=== Source material ===

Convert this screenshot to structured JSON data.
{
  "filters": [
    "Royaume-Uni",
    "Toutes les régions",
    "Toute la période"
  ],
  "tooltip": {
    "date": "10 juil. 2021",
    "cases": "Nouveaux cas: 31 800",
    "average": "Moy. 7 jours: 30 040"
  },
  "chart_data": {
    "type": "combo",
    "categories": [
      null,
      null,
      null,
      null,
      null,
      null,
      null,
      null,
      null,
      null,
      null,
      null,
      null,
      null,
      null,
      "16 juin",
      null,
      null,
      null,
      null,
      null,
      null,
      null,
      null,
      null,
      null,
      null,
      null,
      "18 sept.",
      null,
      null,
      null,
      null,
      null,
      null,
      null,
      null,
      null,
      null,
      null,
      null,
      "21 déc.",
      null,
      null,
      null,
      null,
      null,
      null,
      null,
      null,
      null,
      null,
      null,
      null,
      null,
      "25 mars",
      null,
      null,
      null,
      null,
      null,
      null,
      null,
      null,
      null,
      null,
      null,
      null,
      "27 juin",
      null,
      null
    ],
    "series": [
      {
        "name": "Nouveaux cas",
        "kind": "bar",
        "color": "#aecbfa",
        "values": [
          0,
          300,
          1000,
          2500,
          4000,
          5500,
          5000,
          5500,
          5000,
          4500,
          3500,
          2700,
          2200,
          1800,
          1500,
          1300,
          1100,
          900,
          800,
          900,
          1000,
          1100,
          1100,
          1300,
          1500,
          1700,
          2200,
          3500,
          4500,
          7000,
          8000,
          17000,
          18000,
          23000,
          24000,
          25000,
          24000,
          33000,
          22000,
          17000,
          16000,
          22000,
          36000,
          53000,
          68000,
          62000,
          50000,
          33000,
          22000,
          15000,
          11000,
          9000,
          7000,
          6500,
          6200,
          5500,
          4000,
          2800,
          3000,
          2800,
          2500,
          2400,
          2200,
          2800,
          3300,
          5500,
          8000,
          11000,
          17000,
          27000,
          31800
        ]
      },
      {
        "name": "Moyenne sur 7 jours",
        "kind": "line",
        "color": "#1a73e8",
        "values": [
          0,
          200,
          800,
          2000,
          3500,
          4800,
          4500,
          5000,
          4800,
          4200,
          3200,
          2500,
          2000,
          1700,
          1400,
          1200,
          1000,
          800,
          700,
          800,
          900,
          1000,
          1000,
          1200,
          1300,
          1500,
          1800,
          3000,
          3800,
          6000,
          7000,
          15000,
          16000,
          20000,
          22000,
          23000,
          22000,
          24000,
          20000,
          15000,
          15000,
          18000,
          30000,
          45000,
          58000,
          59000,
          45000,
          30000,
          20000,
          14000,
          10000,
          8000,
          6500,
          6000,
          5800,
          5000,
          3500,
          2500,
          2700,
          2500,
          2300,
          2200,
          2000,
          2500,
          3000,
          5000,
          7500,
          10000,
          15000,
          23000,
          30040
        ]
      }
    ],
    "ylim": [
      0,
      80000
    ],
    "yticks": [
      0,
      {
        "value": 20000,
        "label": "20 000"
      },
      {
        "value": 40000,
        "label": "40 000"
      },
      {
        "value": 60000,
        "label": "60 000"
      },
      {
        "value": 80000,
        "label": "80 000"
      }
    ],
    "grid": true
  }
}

===
=== Source material ===

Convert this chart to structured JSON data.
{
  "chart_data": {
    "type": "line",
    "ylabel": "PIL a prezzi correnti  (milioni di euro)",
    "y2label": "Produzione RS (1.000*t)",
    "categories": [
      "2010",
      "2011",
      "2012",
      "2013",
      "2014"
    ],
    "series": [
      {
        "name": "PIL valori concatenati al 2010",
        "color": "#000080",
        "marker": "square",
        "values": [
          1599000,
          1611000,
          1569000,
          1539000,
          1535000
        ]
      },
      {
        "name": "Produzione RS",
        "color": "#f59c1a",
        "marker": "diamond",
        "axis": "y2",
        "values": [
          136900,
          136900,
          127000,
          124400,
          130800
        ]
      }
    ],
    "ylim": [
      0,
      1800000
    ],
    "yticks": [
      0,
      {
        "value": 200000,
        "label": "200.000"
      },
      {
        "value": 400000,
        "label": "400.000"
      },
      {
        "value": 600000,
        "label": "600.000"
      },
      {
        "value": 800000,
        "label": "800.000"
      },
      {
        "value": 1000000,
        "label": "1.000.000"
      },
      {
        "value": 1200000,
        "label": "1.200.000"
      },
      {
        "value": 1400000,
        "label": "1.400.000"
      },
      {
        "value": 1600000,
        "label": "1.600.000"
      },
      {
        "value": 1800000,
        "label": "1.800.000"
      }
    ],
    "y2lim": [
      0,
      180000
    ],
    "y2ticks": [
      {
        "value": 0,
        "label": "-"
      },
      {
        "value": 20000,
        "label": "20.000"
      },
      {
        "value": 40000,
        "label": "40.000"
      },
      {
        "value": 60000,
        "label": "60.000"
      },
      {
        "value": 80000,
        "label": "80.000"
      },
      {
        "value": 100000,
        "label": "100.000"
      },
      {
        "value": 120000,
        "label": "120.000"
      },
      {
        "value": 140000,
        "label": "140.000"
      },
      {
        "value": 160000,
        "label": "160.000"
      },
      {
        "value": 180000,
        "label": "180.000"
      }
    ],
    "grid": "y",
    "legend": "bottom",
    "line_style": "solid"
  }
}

===

◆ **Goal**: Where a line of the entries contains the word "color", copy that line.

◆ **Solution to this exercise**:
        "color": "#aecbfa",
        "color": "#1a73e8",
        "color": "#000080",
        "color": "#f59c1a",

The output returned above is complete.